_THE PROBLEM_
Identify the lines that include the word "JSON", then copy all of them.

# # # # #

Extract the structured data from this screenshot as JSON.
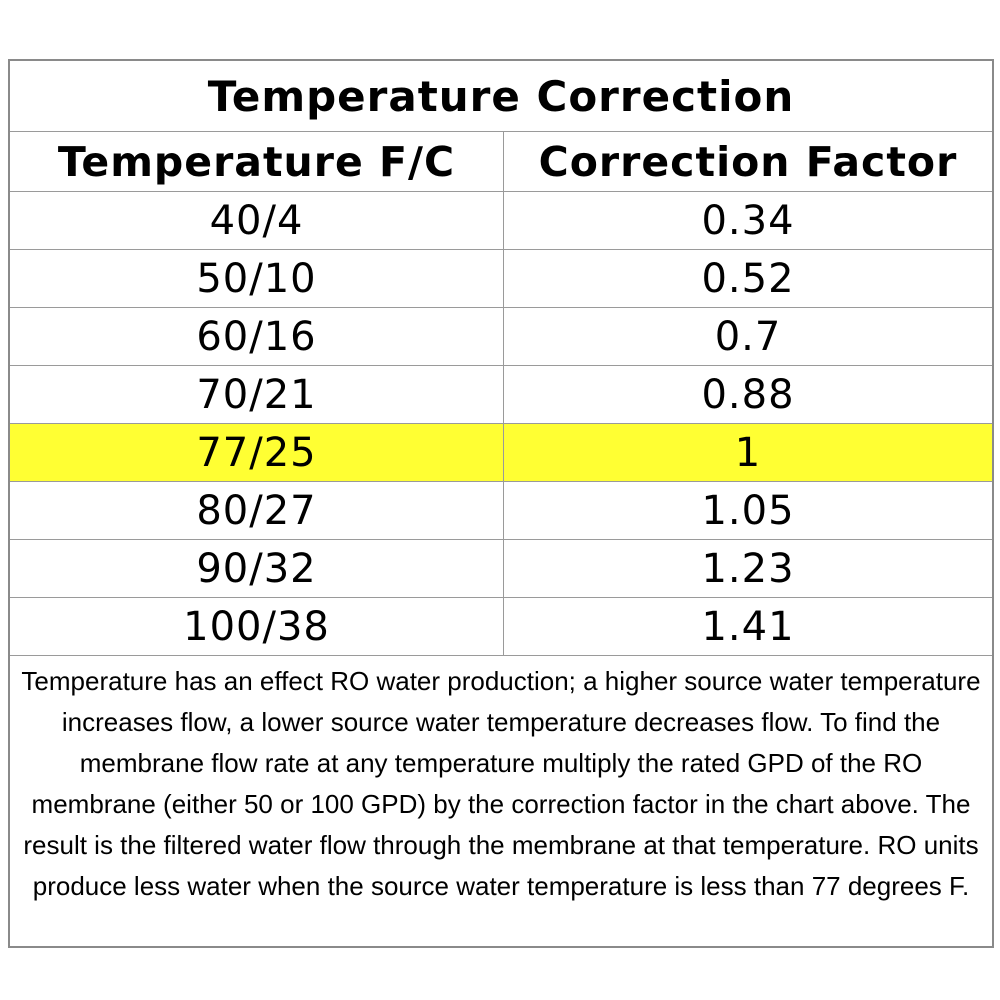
{
  "title": "Temperature Correction",
  "columns": {
    "temperature": "Temperature F/C",
    "factor": "Correction Factor"
  },
  "rows": [
    {
      "temperature": "40/4",
      "factor": "0.34",
      "highlighted": false
    },
    {
      "temperature": "50/10",
      "factor": "0.52",
      "highlighted": false
    },
    {
      "temperature": "60/16",
      "factor": "0.7",
      "highlighted": false
    },
    {
      "temperature": "70/21",
      "factor": "0.88",
      "highlighted": false
    },
    {
      "temperature": "77/25",
      "factor": "1",
      "highlighted": true
    },
    {
      "temperature": "80/27",
      "factor": "1.05",
      "highlighted": false
    },
    {
      "temperature": "90/32",
      "factor": "1.23",
      "highlighted": false
    },
    {
      "temperature": "100/38",
      "factor": "1.41",
      "highlighted": false
    }
  ],
  "highlight_color": "#ffff33",
  "note": "Temperature has an effect RO water production; a higher source water temperature increases flow, a lower source water temperature decreases flow. To find the membrane flow rate at any temperature multiply the rated GPD of the RO membrane (either 50 or 100 GPD) by the correction factor in the chart above. The result is the filtered water flow through the membrane at that temperature. RO units produce less water when the source water temperature is less than 77 degrees F."
}
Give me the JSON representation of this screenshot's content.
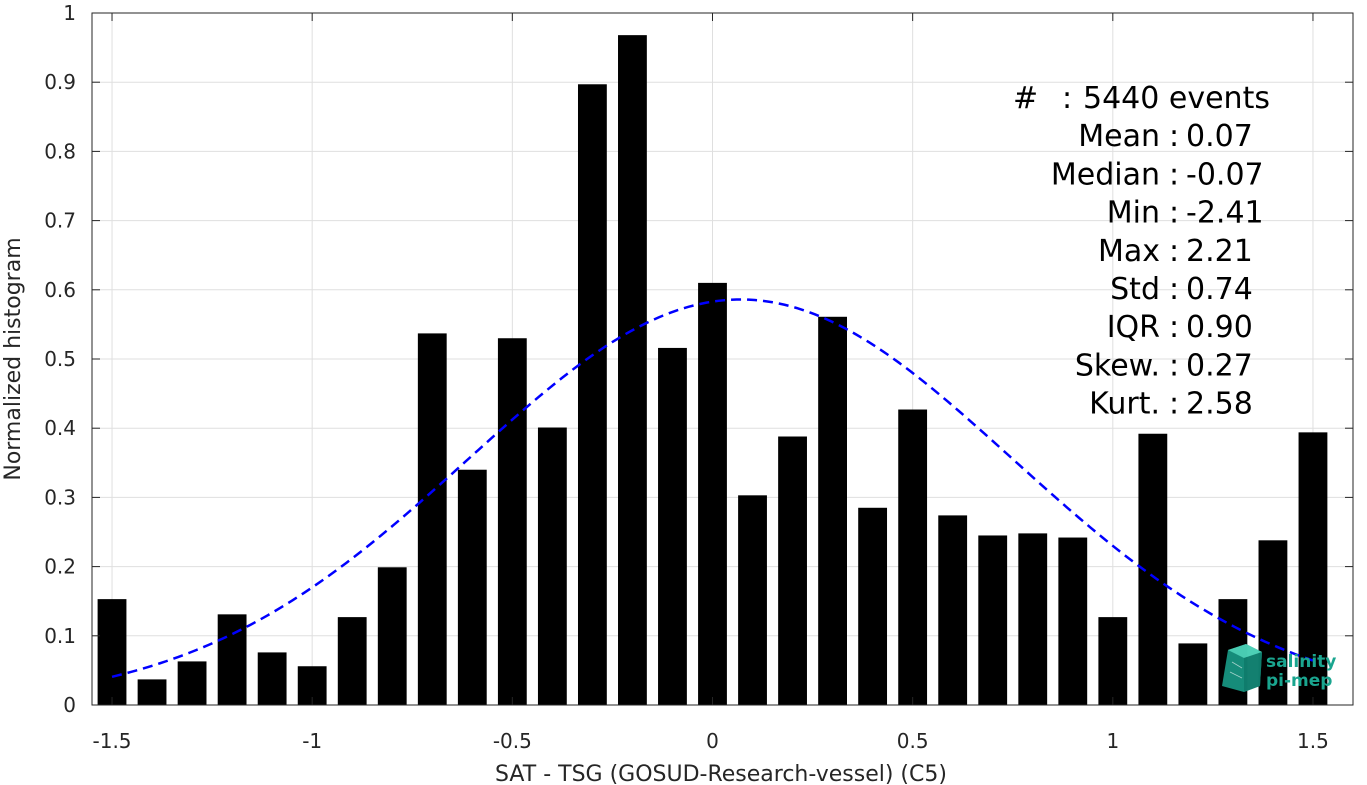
{
  "chart_data": {
    "type": "bar",
    "xlabel": "SAT - TSG (GOSUD-Research-vessel) (C5)",
    "ylabel": "Normalized histogram",
    "xlim": [
      -1.55,
      1.6
    ],
    "ylim": [
      0,
      1
    ],
    "grid": true,
    "x_ticks": [
      "-1.5",
      "-1",
      "-0.5",
      "0",
      "0.5",
      "1",
      "1.5"
    ],
    "y_ticks": [
      "0",
      "0.1",
      "0.2",
      "0.3",
      "0.4",
      "0.5",
      "0.6",
      "0.7",
      "0.8",
      "0.9",
      "1"
    ],
    "x": [
      -1.5,
      -1.4,
      -1.3,
      -1.2,
      -1.1,
      -1.0,
      -0.9,
      -0.8,
      -0.7,
      -0.6,
      -0.5,
      -0.4,
      -0.3,
      -0.2,
      -0.1,
      0.0,
      0.1,
      0.2,
      0.3,
      0.4,
      0.5,
      0.6,
      0.7,
      0.8,
      0.9,
      1.0,
      1.1,
      1.2,
      1.3,
      1.4,
      1.5
    ],
    "values": [
      0.153,
      0.037,
      0.063,
      0.131,
      0.076,
      0.056,
      0.127,
      0.199,
      0.537,
      0.34,
      0.53,
      0.401,
      0.897,
      0.968,
      0.516,
      0.61,
      0.303,
      0.388,
      0.561,
      0.285,
      0.427,
      0.274,
      0.245,
      0.248,
      0.242,
      0.127,
      0.392,
      0.089,
      0.153,
      0.238,
      0.394
    ],
    "bar_color": "#000000",
    "fit_curve": {
      "style": "dashed",
      "color": "#0000ff",
      "mean": 0.07,
      "std": 0.68,
      "peak": 0.586,
      "x_range": [
        -1.5,
        1.5
      ]
    },
    "stats": [
      {
        "label": "#",
        "sep": ":",
        "value": "5440 events"
      },
      {
        "label": "Mean",
        "sep": ":",
        "value": "0.07"
      },
      {
        "label": "Median",
        "sep": ":",
        "value": "-0.07"
      },
      {
        "label": "Min",
        "sep": ":",
        "value": "-2.41"
      },
      {
        "label": "Max",
        "sep": ":",
        "value": "2.21"
      },
      {
        "label": "Std",
        "sep": ":",
        "value": "0.74"
      },
      {
        "label": "IQR",
        "sep": ":",
        "value": "0.90"
      },
      {
        "label": "Skew.",
        "sep": ":",
        "value": "0.27"
      },
      {
        "label": "Kurt.",
        "sep": ":",
        "value": "2.58"
      }
    ]
  },
  "logo": {
    "line1": "salinity",
    "line2": "pi-mep",
    "color": "#1aa58f"
  }
}
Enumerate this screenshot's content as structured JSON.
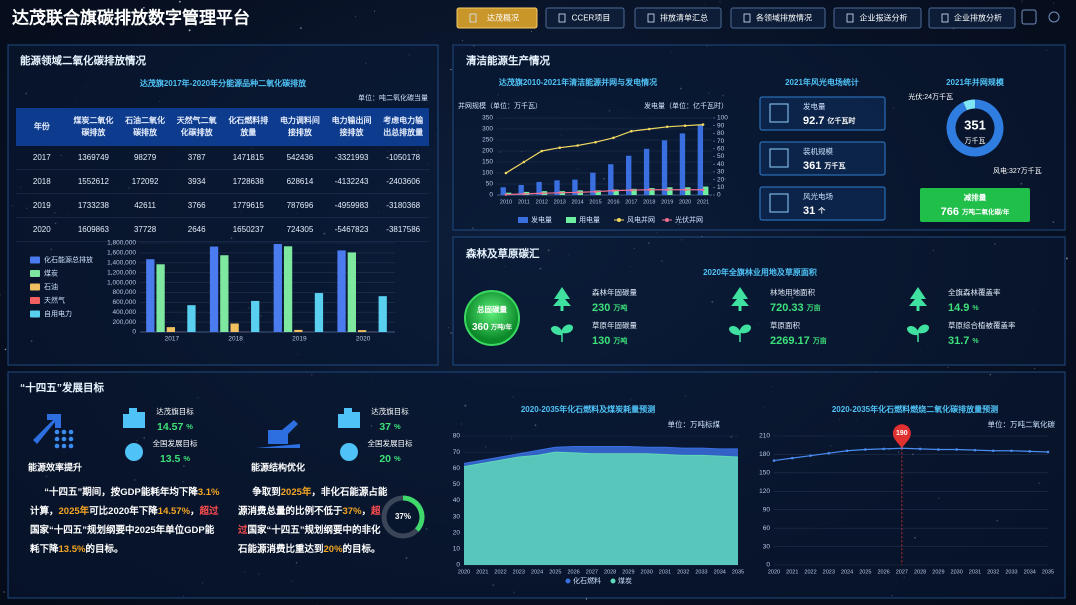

# # # # #

_FULL ANSWER_
Extract the structured data from this screenshot as JSON.
Give me the JSON representation of this screenshot's content.
Enumerate this screenshot's content as structured JSON.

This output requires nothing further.